Send back the records in full, character for character.

┌─ MATERIAL TO PROCESS

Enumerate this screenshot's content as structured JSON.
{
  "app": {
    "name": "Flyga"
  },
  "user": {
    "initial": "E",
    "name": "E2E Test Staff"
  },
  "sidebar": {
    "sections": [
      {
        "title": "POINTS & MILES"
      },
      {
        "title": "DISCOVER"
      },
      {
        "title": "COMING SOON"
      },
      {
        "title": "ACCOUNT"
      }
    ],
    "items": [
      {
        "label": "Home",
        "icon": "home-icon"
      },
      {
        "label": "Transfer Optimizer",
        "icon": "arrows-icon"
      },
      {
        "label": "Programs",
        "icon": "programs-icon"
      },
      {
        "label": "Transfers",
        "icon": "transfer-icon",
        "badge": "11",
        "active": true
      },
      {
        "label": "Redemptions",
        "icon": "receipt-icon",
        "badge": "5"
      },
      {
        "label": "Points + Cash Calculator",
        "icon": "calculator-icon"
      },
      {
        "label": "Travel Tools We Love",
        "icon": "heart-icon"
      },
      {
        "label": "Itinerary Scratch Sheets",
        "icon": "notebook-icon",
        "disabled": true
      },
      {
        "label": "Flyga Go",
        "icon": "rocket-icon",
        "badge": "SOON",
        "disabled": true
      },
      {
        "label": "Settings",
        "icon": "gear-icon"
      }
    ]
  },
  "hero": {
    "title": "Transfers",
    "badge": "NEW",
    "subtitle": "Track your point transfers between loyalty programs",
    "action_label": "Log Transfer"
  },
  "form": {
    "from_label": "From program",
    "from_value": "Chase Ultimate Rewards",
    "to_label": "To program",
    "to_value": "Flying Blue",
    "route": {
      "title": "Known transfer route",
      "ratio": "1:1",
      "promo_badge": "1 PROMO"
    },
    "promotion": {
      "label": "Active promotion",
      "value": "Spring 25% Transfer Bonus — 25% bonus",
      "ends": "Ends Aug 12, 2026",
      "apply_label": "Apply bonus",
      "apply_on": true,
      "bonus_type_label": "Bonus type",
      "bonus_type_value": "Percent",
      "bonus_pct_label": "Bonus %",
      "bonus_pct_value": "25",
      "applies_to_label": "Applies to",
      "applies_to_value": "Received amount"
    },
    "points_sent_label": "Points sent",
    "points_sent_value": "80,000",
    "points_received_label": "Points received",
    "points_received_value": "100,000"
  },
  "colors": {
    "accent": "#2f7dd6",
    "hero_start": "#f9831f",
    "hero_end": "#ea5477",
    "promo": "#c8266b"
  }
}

└─

EXPECTED ANSWER
Enumerate this screenshot's content as structured JSON.
{
  "app": {
    "name": "Flyga"
  },
  "user": {
    "initial": "E",
    "name": "E2E Test Staff"
  },
  "sidebar": {
    "sections": [
      {
        "title": "POINTS & MILES"
      },
      {
        "title": "DISCOVER"
      },
      {
        "title": "COMING SOON"
      },
      {
        "title": "ACCOUNT"
      }
    ],
    "items": [
      {
        "label": "Home",
        "icon": "home-icon"
      },
      {
        "label": "Transfer Optimizer",
        "icon": "arrows-icon"
      },
      {
        "label": "Programs",
        "icon": "programs-icon"
      },
      {
        "label": "Transfers",
        "icon": "transfer-icon",
        "badge": "11",
        "active": true
      },
      {
        "label": "Redemptions",
        "icon": "receipt-icon",
        "badge": "5"
      },
      {
        "label": "Points + Cash Calculator",
        "icon": "calculator-icon"
      },
      {
        "label": "Travel Tools We Love",
        "icon": "heart-icon"
      },
      {
        "label": "Itinerary Scratch Sheets",
        "icon": "notebook-icon",
        "disabled": true
      },
      {
        "label": "Flyga Go",
        "icon": "rocket-icon",
        "badge": "SOON",
        "disabled": true
      },
      {
        "label": "Settings",
        "icon": "gear-icon"
      }
    ]
  },
  "hero": {
    "title": "Transfers",
    "badge": "NEW",
    "subtitle": "Track your point transfers between loyalty programs",
    "action_label": "Log Transfer"
  },
  "form": {
    "from_label": "From program",
    "from_value": "Chase Ultimate Rewards",
    "to_label": "To program",
    "to_value": "Flying Blue",
    "route": {
      "title": "Known transfer route",
      "ratio": "1:1",
      "promo_badge": "1 PROMO"
    },
    "promotion": {
      "label": "Active promotion",
      "value": "Spring 25% Transfer Bonus — 25% bonus",
      "ends": "Ends Aug 12, 2026",
      "apply_label": "Apply bonus",
      "apply_on": true,
      "bonus_type_label": "Bonus type",
      "bonus_type_value": "Percent",
      "bonus_pct_label": "Bonus %",
      "bonus_pct_value": "25",
      "applies_to_label": "Applies to",
      "applies_to_value": "Received amount"
    },
    "points_sent_label": "Points sent",
    "points_sent_value": "80,000",
    "points_received_label": "Points received",
    "points_received_value": "100,000"
  },
  "colors": {
    "accent": "#2f7dd6",
    "hero_start": "#f9831f",
    "hero_end": "#ea5477",
    "promo": "#c8266b"
  }
}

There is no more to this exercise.